**RECORDS FOR THIS EXERCISE**
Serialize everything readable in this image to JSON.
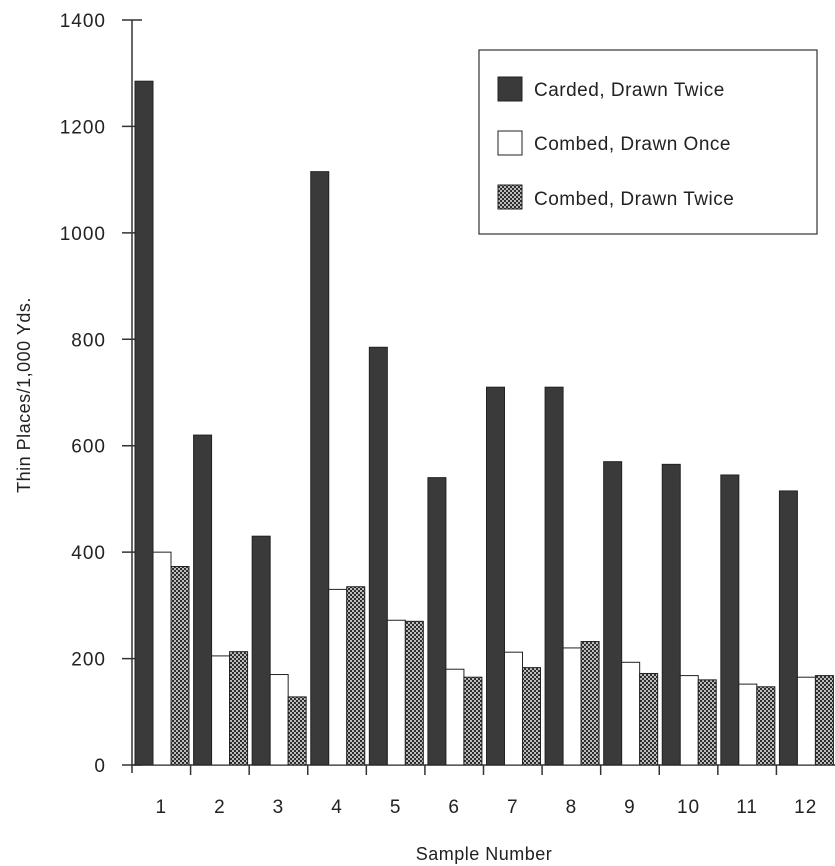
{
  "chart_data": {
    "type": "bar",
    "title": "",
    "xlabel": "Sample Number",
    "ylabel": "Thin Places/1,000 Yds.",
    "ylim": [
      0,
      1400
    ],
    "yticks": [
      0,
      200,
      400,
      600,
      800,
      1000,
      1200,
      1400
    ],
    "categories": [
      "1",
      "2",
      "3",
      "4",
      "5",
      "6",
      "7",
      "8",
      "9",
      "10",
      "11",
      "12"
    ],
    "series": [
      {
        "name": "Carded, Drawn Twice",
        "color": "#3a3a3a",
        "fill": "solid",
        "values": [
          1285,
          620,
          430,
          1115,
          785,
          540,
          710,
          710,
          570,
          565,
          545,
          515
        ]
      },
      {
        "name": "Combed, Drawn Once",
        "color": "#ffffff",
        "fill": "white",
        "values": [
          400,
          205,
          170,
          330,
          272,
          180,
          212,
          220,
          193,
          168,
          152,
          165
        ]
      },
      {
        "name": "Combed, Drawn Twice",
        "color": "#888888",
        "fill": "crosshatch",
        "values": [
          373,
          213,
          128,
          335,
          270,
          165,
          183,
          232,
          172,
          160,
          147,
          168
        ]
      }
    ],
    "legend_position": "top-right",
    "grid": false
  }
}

**TASK TO COMPLETE**
Repeat the listing above exactly, with no pictures.

**WRITTEN ANSWER**
Serialize everything readable in this image to JSON.
{
  "chart_data": {
    "type": "bar",
    "title": "",
    "xlabel": "Sample Number",
    "ylabel": "Thin Places/1,000 Yds.",
    "ylim": [
      0,
      1400
    ],
    "yticks": [
      0,
      200,
      400,
      600,
      800,
      1000,
      1200,
      1400
    ],
    "categories": [
      "1",
      "2",
      "3",
      "4",
      "5",
      "6",
      "7",
      "8",
      "9",
      "10",
      "11",
      "12"
    ],
    "series": [
      {
        "name": "Carded, Drawn Twice",
        "color": "#3a3a3a",
        "fill": "solid",
        "values": [
          1285,
          620,
          430,
          1115,
          785,
          540,
          710,
          710,
          570,
          565,
          545,
          515
        ]
      },
      {
        "name": "Combed, Drawn Once",
        "color": "#ffffff",
        "fill": "white",
        "values": [
          400,
          205,
          170,
          330,
          272,
          180,
          212,
          220,
          193,
          168,
          152,
          165
        ]
      },
      {
        "name": "Combed, Drawn Twice",
        "color": "#888888",
        "fill": "crosshatch",
        "values": [
          373,
          213,
          128,
          335,
          270,
          165,
          183,
          232,
          172,
          160,
          147,
          168
        ]
      }
    ],
    "legend_position": "top-right",
    "grid": false
  }
}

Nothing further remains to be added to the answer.